### Consigna 1
Extrae literalmente del texto sobre crecer indígena en una sociedad racista el fragmento que empieza con las palabras "Mis padres me" y termina con "sobre este tema.".

### Texto proporcionado
Crecer indígena en una sociedad racista ha hecho que mi vida transcurra bajo una lupa y eso, para mi yo de cinco años, era algo fuerte. Y lo sigue siendo. Todo los ‘‘errores’’ que podía cometer —una mala nota, mi no comprensión de una materia, ¡no ducharme un día!—, todo al final se explicaba con ‘‘es que es india’’. ¿Acaso no soy persona primero?
Mi abuelo materno fue un comerciante que migró muy chico de una comunidad indígena (Quinchuquí) y se asentó en un pequeño pueblo urbano (Cotacachi). En este lugar construyó un patrimonio y formó una numerosa familia. Mis abuelos paternos tienen una historia similar. Habitando una zona urbana mestiza, la vida para ellos se trató más bien de un acto de supervivencia. Hasta los años 80, mi abuela materna se bajaba de las aceras para dar paso a mujeres mestizas. También por aquella época, la policía acostumbraba a arrebatar los sombreros de los tíos para mofarse de su etnia.
Ubico geográficamente mi descendencia porque ha sido determinante en términos de cómo he navegado por mi existencia en esta sociedad. Para mantenerme a flote he sufrido desde muy pequeña a nivel inconsciente un proceso de asimilación cultural-racial para encajar y que mi existencia indígena no sea cuestionada en un mundo mestizo. Expresarme en castellano a la perfección, aprender inglés, practicar la puntualidad, no llamar demasiado la atención, pulir mi aspecto, ir a la moda, etc. Todo eso que se da por hecho en una persona ‘exitosa’ lo he tenido que perfomar con excelencia para que mi etnia no se utilice como insulto.
Mis padres me han protegido a través de la economía, la educación y la política. He sido muy privilegiada, pero ya estoy harta de vivir bajo una lupa por culpa de una sociedad acomplejada. Me niego a ser su estereotipo de indígena exitosa, porque si no tienen suficiente con nuestra humanidad es que simplemente no quieren nuestra existencia.
Yo también aprendo —y desaprendo— cada día sobre racismo y dinámicas raciales. Estoy abierta a conversar, discutir y debatir más sobre este tema.

### Registros proporcionados
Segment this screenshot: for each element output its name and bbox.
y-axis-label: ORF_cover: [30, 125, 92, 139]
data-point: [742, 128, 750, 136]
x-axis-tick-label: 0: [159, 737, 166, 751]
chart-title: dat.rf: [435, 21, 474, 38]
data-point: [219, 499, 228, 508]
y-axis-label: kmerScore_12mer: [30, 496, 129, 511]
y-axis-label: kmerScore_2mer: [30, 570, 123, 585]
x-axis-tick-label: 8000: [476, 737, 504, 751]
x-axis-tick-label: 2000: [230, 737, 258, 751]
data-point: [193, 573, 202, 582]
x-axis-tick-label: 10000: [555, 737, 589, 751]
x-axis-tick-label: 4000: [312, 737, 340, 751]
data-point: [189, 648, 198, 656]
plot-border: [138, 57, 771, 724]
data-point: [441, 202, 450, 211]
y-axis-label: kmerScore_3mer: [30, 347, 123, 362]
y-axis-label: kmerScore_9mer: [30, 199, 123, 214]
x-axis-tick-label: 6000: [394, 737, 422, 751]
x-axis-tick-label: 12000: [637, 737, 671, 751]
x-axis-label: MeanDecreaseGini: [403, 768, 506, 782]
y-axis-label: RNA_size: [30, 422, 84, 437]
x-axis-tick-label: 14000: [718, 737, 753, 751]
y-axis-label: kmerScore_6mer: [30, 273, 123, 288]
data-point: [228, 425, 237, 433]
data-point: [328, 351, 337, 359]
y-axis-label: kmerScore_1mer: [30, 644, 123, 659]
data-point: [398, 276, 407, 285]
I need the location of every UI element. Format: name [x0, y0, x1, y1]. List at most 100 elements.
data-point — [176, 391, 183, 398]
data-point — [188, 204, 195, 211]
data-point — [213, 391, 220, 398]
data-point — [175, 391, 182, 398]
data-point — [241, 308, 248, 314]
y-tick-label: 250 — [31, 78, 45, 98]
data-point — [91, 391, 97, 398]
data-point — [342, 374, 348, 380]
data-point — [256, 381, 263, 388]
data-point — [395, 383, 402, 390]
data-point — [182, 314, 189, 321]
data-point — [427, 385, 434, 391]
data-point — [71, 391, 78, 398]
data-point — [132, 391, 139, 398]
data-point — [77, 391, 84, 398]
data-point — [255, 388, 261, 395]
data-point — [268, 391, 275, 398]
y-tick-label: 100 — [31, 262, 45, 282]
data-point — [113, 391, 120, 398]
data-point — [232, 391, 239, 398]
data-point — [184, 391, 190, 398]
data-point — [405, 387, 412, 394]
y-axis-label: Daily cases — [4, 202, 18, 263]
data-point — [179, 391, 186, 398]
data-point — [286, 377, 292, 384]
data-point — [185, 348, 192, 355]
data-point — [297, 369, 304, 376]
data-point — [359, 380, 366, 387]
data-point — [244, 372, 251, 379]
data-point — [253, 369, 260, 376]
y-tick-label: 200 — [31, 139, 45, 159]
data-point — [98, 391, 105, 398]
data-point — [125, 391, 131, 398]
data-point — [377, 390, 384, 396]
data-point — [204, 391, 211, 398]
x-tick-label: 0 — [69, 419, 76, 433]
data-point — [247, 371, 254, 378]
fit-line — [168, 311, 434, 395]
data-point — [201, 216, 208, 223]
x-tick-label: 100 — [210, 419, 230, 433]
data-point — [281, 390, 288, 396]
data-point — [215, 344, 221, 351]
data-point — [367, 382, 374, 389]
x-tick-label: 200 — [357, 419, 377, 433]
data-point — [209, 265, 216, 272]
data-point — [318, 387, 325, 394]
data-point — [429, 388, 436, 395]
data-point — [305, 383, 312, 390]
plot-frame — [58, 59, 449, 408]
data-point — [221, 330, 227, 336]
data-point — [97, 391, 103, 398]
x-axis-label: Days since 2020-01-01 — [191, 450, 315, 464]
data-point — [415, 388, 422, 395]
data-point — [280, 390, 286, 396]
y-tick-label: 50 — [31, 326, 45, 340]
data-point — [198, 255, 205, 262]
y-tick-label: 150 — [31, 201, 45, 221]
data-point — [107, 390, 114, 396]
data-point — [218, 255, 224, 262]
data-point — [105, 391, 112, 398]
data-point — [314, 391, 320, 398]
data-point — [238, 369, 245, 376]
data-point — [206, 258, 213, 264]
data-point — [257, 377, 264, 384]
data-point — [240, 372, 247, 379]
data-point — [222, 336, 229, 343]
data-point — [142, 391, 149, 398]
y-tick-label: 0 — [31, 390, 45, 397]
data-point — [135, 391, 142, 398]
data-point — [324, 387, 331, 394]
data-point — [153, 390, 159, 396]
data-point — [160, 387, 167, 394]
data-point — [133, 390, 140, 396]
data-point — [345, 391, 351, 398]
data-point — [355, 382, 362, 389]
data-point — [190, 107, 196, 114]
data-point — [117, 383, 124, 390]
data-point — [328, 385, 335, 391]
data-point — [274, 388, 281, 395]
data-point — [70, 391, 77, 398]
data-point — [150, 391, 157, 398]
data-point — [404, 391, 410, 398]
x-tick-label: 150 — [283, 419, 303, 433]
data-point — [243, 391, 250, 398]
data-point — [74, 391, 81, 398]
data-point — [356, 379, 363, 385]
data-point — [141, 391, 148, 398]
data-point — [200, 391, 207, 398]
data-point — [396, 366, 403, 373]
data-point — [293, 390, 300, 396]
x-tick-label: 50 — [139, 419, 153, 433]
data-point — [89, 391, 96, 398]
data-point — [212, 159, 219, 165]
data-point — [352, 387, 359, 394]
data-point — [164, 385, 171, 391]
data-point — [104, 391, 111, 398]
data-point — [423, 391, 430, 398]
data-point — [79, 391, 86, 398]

### Consigna 2
Convierte en una tabla Markdown las líneas de los registros que van desde su comienzo hasta la línea que contiene "data-point — [253, 369, 260, 376]", ambos extremos incluidos, sin las líneas en blanco. Usa dos columnas: "n", con el número de fila, y "Línea", con la línea.

### Resultado 1
Mis padres me han protegido a través de la economía, la educación y la política. He sido muy privilegiada, pero ya estoy harta de vivir bajo una lupa por culpa de una sociedad acomplejada. Me niego a ser su estereotipo de indígena exitosa, porque si no tienen suficiente con nuestra humanidad es que simplemente no quieren nuestra existencia.
Yo también aprendo —y desaprendo— cada día sobre racismo y dinámicas raciales. Estoy abierta a conversar, discutir y debatir más sobre este tema.

### Resultado 2
| n | Línea |
|---|---|
| 1 | Segment this screenshot: for each element output its name and bbox. |
| 2 | y-axis-label: ORF_cover: [30, 125, 92, 139] |
| 3 | data-point: [742, 128, 750, 136] |
| 4 | x-axis-tick-label: 0: [159, 737, 166, 751] |
| 5 | chart-title: dat.rf: [435, 21, 474, 38] |
| 6 | data-point: [219, 499, 228, 508] |
| 7 | y-axis-label: kmerScore_12mer: [30, 496, 129, 511] |
| 8 | y-axis-label: kmerScore_2mer: [30, 570, 123, 585] |
| 9 | x-axis-tick-label: 8000: [476, 737, 504, 751] |
| 10 | x-axis-tick-label: 2000: [230, 737, 258, 751] |
| 11 | data-point: [193, 573, 202, 582] |
| 12 | x-axis-tick-label: 10000: [555, 737, 589, 751] |
| 13 | x-axis-tick-label: 4000: [312, 737, 340, 751] |
| 14 | data-point: [189, 648, 198, 656] |
| 15 | plot-border: [138, 57, 771, 724] |
| 16 | data-point: [441, 202, 450, 211] |
| 17 | y-axis-label: kmerScore_3mer: [30, 347, 123, 362] |
| 18 | y-axis-label: kmerScore_9mer: [30, 199, 123, 214] |
| 19 | x-axis-tick-label: 6000: [394, 737, 422, 751] |
| 20 | x-axis-tick-label: 12000: [637, 737, 671, 751] |
| 21 | x-axis-label: MeanDecreaseGini: [403, 768, 506, 782] |
| 22 | y-axis-label: RNA_size: [30, 422, 84, 437] |
| 23 | x-axis-tick-label: 14000: [718, 737, 753, 751] |
| 24 | y-axis-label: kmerScore_6mer: [30, 273, 123, 288] |
| 25 | data-point: [228, 425, 237, 433] |
| 26 | data-point: [328, 351, 337, 359] |
| 27 | y-axis-label: kmerScore_1mer: [30, 644, 123, 659] |
| 28 | data-point: [398, 276, 407, 285] |
| 29 | I need the location of every UI element. Format: name [x0, y0, x1, y1]. List at most 100 elements. |
| 30 | data-point — [176, 391, 183, 398] |
| 31 | data-point — [188, 204, 195, 211] |
| 32 | data-point — [213, 391, 220, 398] |
| 33 | data-point — [175, 391, 182, 398] |
| 34 | data-point — [241, 308, 248, 314] |
| 35 | y-tick-label: 250 — [31, 78, 45, 98] |
| 36 | data-point — [91, 391, 97, 398] |
| 37 | data-point — [342, 374, 348, 380] |
| 38 | data-point — [256, 381, 263, 388] |
| 39 | data-point — [395, 383, 402, 390] |
| 40 | data-point — [182, 314, 189, 321] |
| 41 | data-point — [427, 385, 434, 391] |
| 42 | data-point — [71, 391, 78, 398] |
| 43 | data-point — [132, 391, 139, 398] |
| 44 | data-point — [77, 391, 84, 398] |
| 45 | data-point — [255, 388, 261, 395] |
| 46 | data-point — [268, 391, 275, 398] |
| 47 | y-tick-label: 100 — [31, 262, 45, 282] |
| 48 | data-point — [113, 391, 120, 398] |
| 49 | data-point — [232, 391, 239, 398] |
| 50 | data-point — [184, 391, 190, 398] |
| 51 | data-point — [405, 387, 412, 394] |
| 52 | y-axis-label: Daily cases — [4, 202, 18, 263] |
| 53 | data-point — [179, 391, 186, 398] |
| 54 | data-point — [286, 377, 292, 384] |
| 55 | data-point — [185, 348, 192, 355] |
| 56 | data-point — [297, 369, 304, 376] |
| 57 | data-point — [359, 380, 366, 387] |
| 58 | data-point — [244, 372, 251, 379] |
| 59 | data-point — [253, 369, 260, 376] |